Task statement: Set down again, exactly and only, the lines from the one that contains "Reverse-engineer this chart into JSON." through the last line of the records below, both included, but not the pictures.

Data extract:
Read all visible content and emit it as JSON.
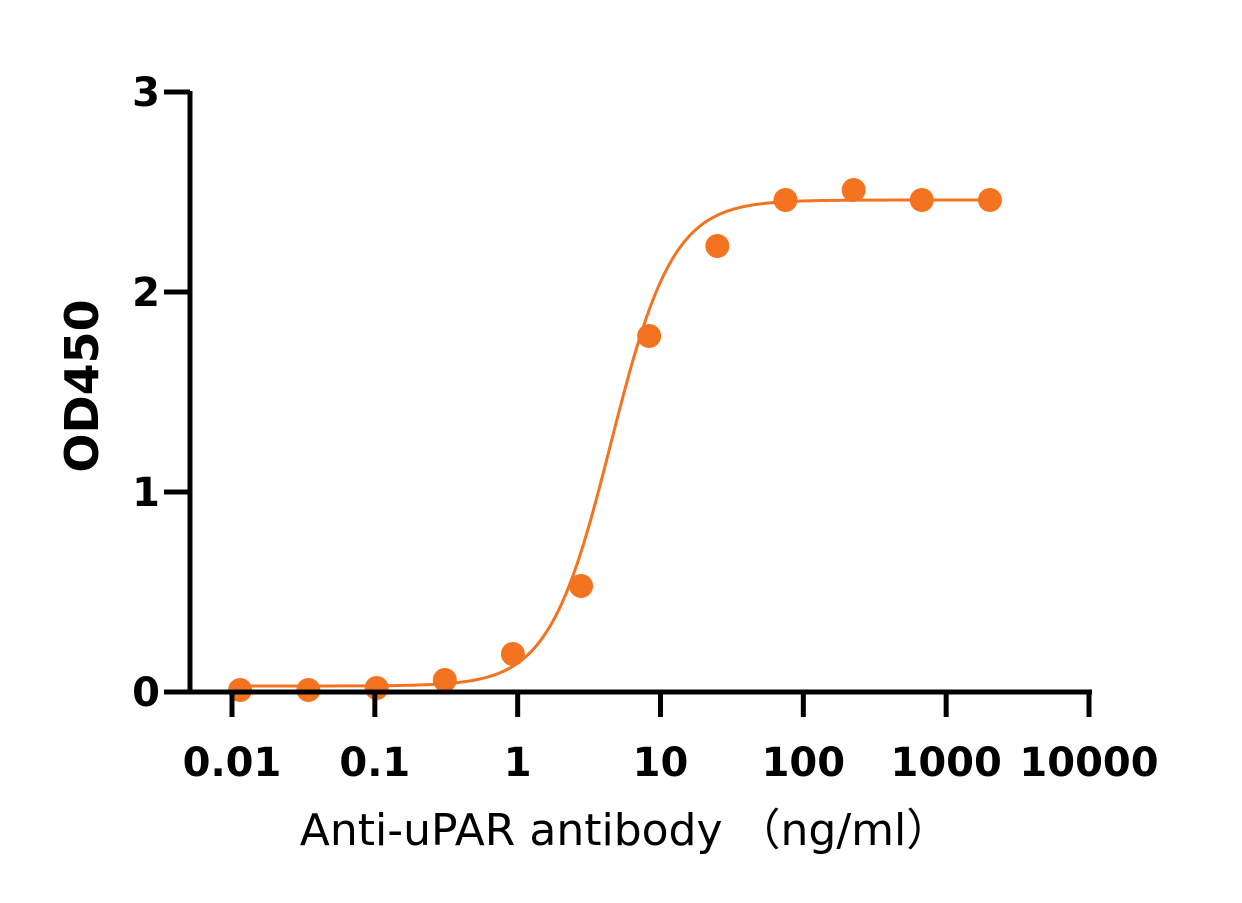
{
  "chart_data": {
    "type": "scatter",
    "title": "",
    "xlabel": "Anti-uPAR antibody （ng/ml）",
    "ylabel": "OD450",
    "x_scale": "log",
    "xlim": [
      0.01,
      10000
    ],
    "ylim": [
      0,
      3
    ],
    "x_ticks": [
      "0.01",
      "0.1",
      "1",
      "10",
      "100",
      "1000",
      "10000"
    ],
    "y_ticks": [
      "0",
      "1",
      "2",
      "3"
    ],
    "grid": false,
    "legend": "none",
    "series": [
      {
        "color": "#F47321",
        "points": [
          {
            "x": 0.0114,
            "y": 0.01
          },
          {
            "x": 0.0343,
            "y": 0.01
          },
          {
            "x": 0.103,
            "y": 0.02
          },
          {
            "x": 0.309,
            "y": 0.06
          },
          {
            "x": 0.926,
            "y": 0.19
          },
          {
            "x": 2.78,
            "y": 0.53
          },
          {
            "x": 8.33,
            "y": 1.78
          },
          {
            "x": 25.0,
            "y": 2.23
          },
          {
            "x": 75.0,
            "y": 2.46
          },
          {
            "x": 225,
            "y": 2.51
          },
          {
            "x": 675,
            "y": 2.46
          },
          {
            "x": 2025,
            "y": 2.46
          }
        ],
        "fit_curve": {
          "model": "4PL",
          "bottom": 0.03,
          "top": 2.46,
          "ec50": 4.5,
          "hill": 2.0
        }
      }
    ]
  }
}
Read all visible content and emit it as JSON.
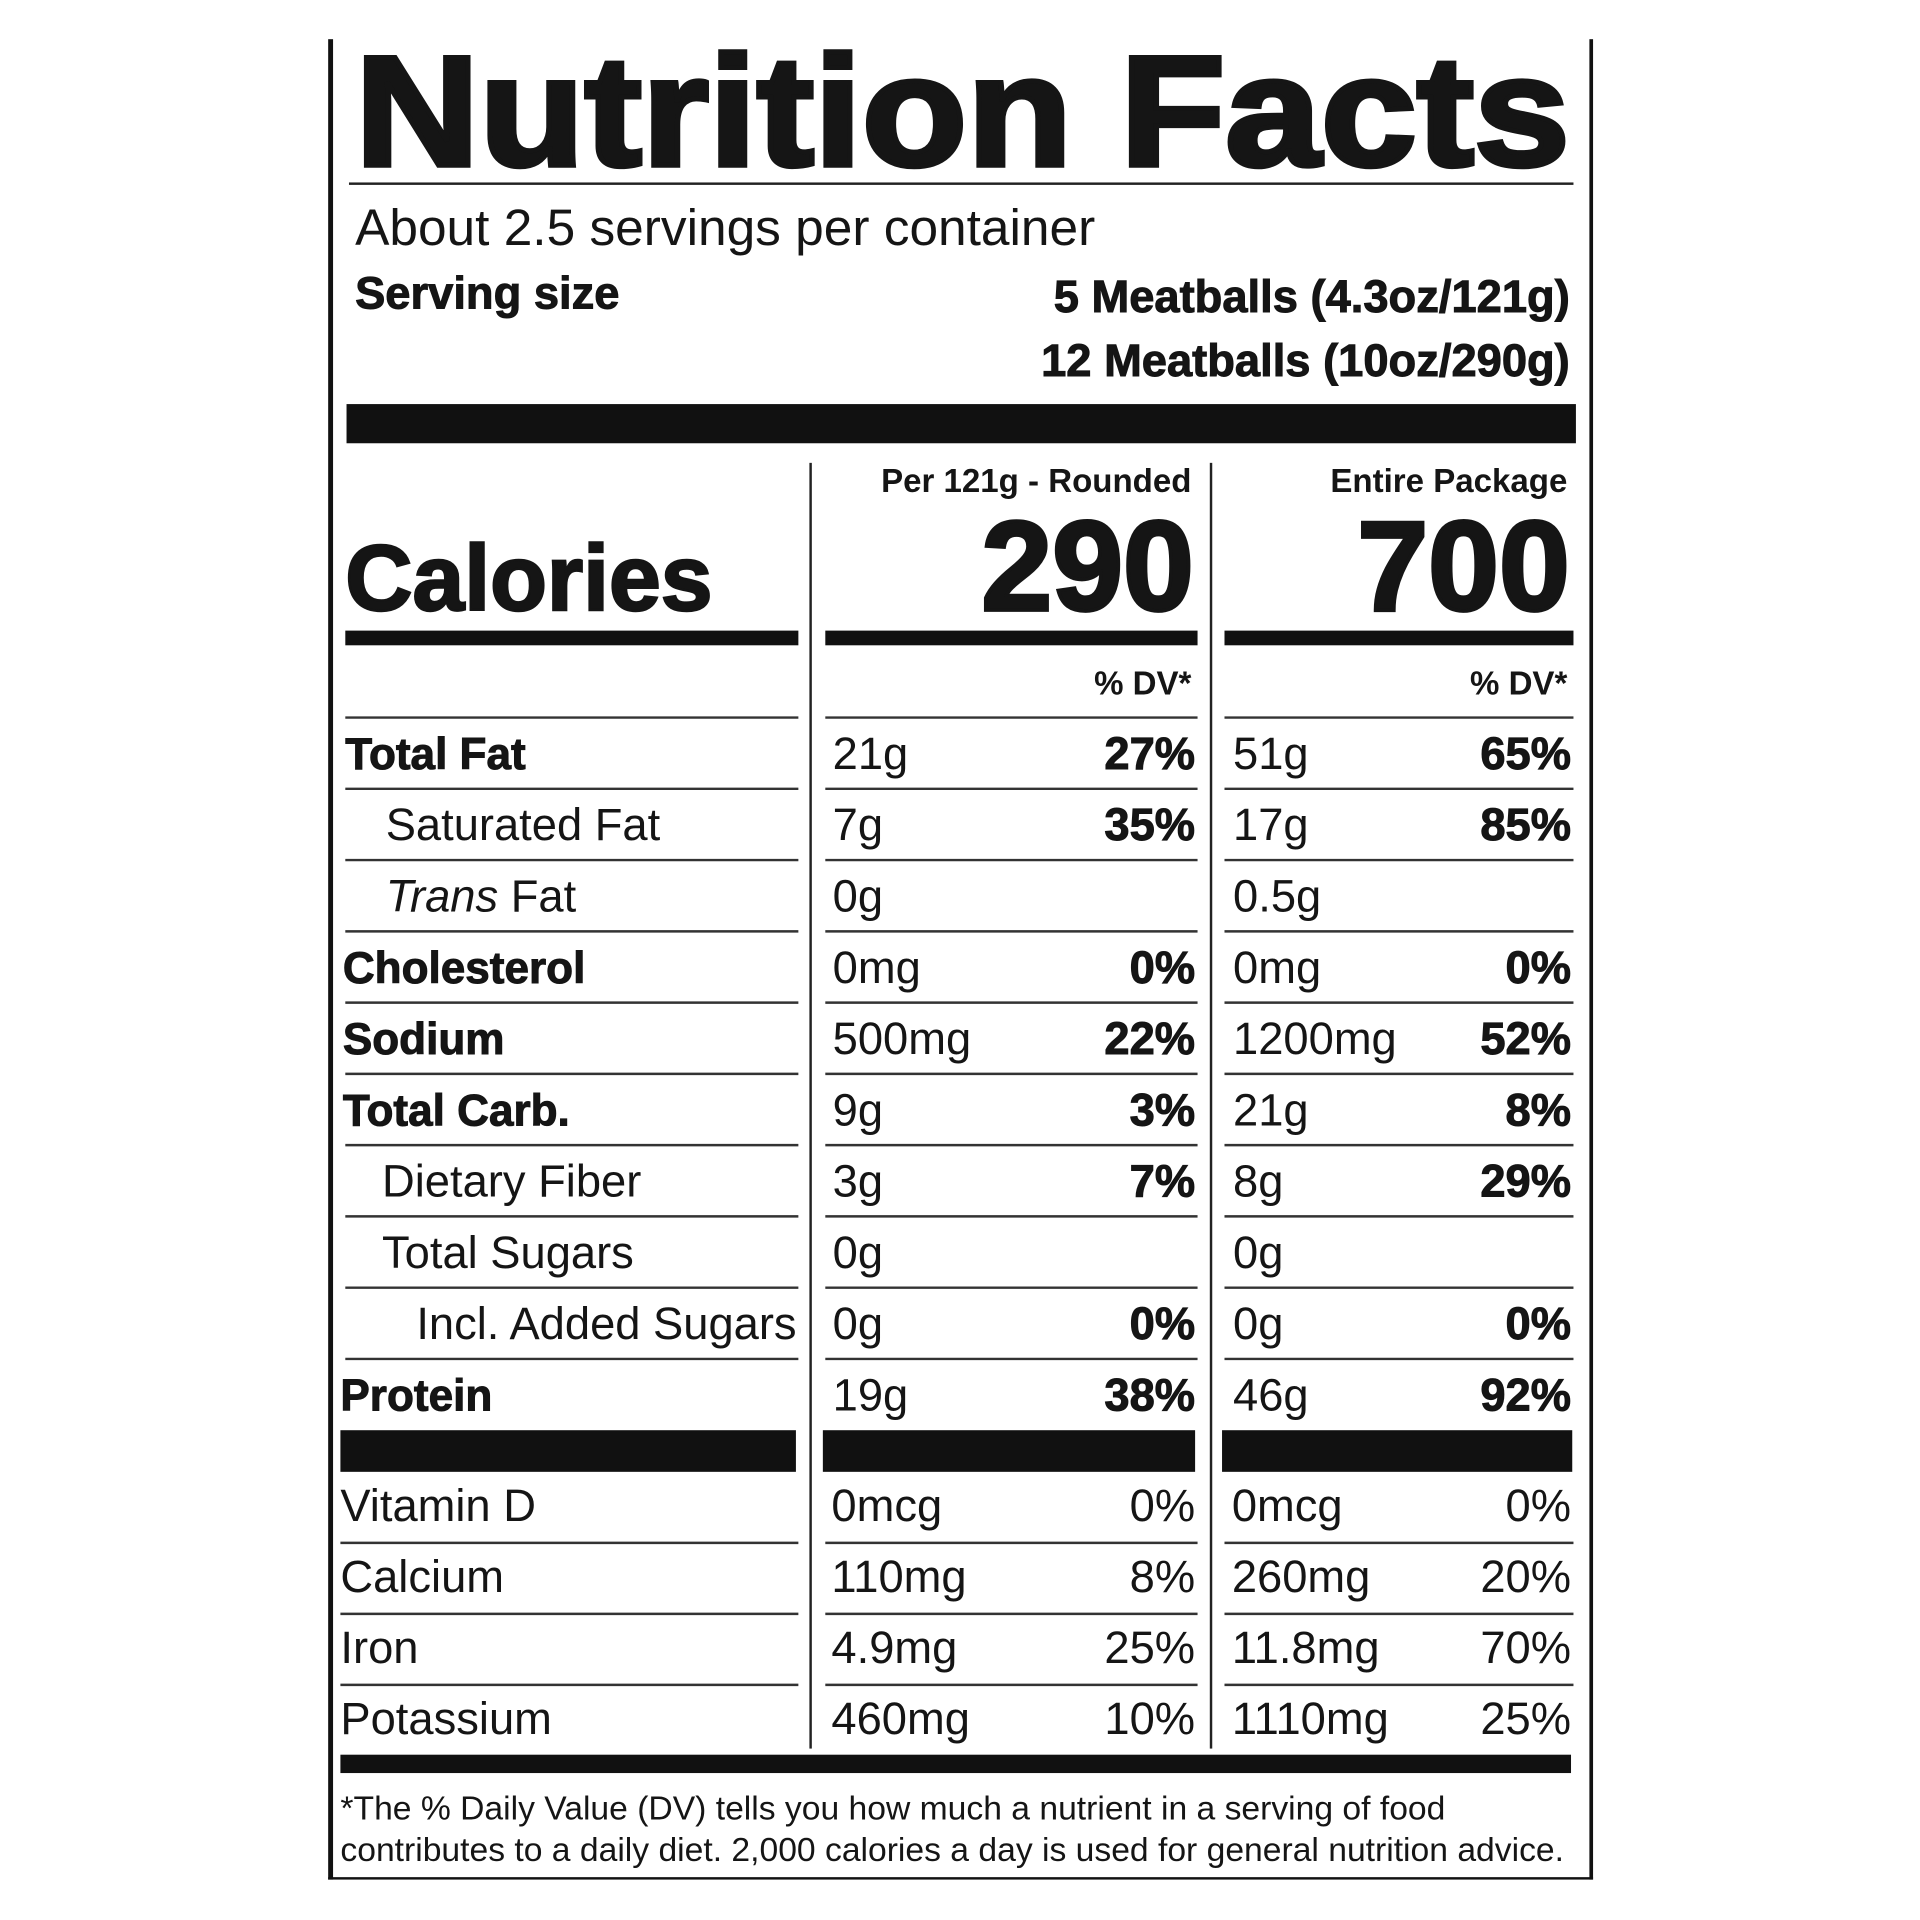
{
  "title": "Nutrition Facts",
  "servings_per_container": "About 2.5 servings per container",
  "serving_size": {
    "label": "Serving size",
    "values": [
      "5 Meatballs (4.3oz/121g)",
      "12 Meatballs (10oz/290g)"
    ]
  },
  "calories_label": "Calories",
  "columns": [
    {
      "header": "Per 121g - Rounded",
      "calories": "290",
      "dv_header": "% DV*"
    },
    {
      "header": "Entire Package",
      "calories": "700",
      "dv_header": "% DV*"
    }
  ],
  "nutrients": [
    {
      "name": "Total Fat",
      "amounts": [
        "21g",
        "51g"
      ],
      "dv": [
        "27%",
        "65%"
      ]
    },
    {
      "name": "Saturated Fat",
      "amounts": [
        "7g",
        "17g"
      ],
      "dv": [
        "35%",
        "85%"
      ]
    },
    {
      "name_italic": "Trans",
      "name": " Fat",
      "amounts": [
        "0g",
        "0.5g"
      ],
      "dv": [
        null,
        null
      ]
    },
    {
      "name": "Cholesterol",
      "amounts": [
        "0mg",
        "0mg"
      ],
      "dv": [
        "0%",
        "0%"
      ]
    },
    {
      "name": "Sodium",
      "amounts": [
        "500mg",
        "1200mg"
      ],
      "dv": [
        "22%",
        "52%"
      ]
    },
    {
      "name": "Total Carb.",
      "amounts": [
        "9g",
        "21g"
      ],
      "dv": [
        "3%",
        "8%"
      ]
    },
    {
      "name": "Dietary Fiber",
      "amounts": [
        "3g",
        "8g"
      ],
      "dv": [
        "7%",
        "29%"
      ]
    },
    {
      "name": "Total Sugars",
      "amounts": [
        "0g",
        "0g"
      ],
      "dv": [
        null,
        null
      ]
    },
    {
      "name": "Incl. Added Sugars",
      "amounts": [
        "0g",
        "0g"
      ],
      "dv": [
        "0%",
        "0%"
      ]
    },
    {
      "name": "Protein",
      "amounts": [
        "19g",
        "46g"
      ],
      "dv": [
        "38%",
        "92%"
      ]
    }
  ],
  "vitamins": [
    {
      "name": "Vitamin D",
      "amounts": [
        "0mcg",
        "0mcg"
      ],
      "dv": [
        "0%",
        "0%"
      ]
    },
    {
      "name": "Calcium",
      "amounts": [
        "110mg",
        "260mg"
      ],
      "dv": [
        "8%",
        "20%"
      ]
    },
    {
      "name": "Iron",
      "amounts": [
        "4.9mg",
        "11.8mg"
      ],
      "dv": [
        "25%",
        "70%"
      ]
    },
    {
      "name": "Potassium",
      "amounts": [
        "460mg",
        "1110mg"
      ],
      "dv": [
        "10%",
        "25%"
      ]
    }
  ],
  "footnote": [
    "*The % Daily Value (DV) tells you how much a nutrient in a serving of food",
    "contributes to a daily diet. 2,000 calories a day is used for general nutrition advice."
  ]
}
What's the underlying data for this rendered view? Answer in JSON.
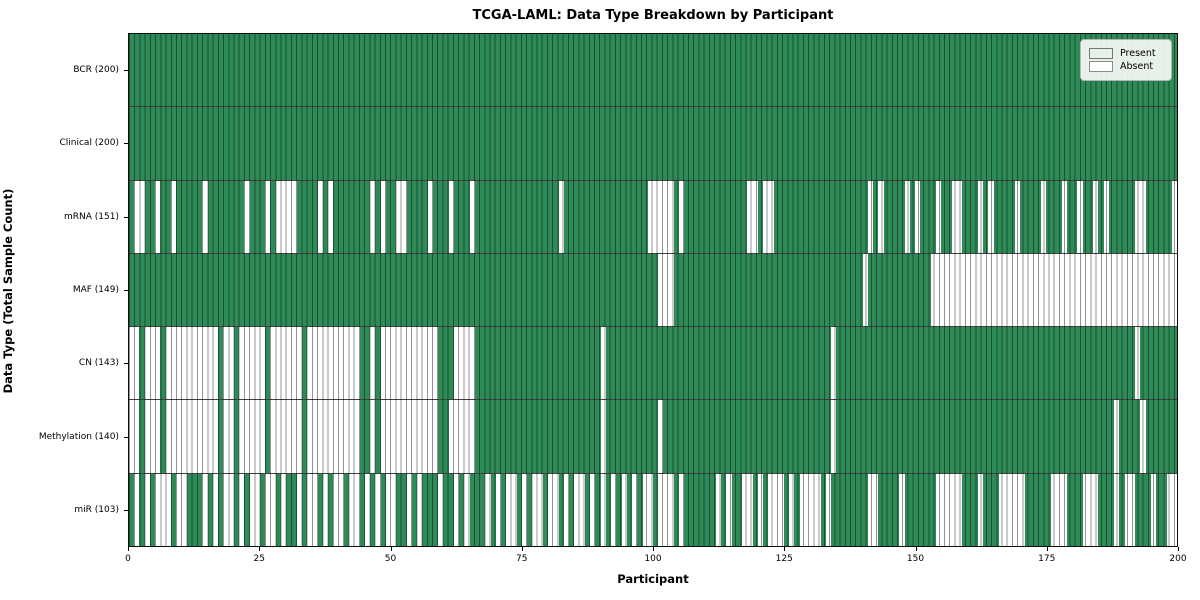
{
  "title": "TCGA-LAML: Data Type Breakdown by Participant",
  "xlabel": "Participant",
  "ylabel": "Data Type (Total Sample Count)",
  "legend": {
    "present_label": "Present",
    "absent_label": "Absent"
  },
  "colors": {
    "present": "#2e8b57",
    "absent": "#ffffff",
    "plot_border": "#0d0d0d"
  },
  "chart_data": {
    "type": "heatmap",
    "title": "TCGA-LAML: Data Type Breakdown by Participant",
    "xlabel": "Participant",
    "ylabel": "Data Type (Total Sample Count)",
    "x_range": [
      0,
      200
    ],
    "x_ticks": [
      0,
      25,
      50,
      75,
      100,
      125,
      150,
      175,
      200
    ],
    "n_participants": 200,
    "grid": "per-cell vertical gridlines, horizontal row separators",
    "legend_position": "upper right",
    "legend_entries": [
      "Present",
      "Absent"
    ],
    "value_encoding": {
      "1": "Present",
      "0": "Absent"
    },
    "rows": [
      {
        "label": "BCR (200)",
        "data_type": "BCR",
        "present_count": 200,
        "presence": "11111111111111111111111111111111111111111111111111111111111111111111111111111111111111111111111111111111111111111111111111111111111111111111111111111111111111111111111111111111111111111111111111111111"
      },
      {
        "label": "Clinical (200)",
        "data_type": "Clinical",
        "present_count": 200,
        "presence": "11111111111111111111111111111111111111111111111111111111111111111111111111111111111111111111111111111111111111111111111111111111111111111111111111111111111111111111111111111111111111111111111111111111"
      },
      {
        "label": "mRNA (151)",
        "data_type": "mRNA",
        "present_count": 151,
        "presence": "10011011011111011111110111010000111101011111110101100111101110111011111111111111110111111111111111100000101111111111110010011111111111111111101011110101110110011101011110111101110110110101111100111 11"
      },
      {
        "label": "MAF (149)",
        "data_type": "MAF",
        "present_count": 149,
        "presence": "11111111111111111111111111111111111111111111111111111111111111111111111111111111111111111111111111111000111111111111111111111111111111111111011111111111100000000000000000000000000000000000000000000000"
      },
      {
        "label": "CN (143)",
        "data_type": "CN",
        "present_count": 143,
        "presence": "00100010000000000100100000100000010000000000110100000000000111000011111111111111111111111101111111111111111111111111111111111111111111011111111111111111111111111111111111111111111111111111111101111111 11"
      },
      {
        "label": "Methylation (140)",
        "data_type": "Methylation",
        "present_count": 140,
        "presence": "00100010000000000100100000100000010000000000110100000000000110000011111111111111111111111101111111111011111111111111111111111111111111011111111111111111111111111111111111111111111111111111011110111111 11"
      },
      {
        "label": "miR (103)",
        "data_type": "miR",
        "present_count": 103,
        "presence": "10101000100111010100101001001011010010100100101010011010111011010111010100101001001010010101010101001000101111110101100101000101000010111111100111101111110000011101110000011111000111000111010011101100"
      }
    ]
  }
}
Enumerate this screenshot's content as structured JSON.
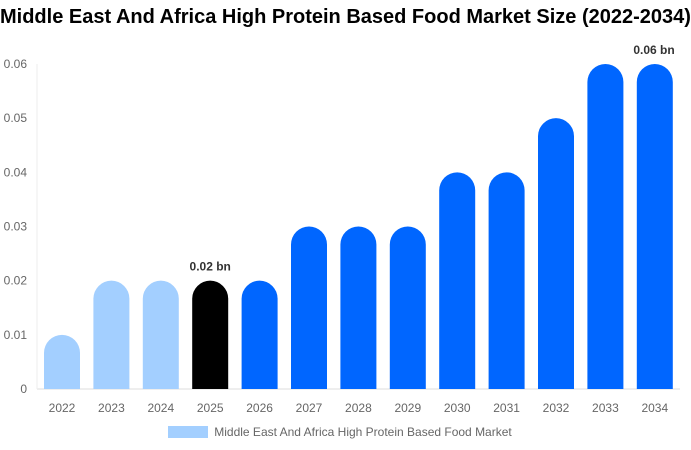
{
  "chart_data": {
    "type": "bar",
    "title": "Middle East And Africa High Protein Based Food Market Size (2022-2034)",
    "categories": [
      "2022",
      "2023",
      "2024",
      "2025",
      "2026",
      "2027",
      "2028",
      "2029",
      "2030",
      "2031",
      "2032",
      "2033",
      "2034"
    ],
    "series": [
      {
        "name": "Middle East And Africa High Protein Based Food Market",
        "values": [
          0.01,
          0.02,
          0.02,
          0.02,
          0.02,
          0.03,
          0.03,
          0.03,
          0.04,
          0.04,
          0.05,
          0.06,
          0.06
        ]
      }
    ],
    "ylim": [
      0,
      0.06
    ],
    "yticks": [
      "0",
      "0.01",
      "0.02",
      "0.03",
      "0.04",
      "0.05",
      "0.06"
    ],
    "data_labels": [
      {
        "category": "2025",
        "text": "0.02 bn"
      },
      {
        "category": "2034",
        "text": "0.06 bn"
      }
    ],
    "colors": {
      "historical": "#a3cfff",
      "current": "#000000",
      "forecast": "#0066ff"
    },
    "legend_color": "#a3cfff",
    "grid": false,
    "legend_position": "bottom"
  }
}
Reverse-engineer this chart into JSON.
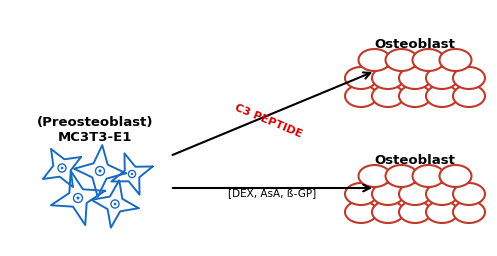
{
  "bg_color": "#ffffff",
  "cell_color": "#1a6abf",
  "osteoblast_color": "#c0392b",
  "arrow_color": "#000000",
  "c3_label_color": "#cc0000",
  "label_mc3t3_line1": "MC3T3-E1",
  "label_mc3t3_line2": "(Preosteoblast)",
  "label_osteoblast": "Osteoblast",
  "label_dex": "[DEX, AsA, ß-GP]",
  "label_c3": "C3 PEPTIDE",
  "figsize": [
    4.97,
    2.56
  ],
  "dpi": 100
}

Answer area:
Reverse-engineer this chart into JSON.
{
  "bg_color": "#ffffff",
  "cell_color": "#1a6abf",
  "osteoblast_color": "#c0392b",
  "arrow_color": "#000000",
  "c3_label_color": "#cc0000",
  "label_mc3t3_line1": "MC3T3-E1",
  "label_mc3t3_line2": "(Preosteoblast)",
  "label_osteoblast": "Osteoblast",
  "label_dex": "[DEX, AsA, ß-GP]",
  "label_c3": "C3 PEPTIDE",
  "figsize": [
    4.97,
    2.56
  ],
  "dpi": 100
}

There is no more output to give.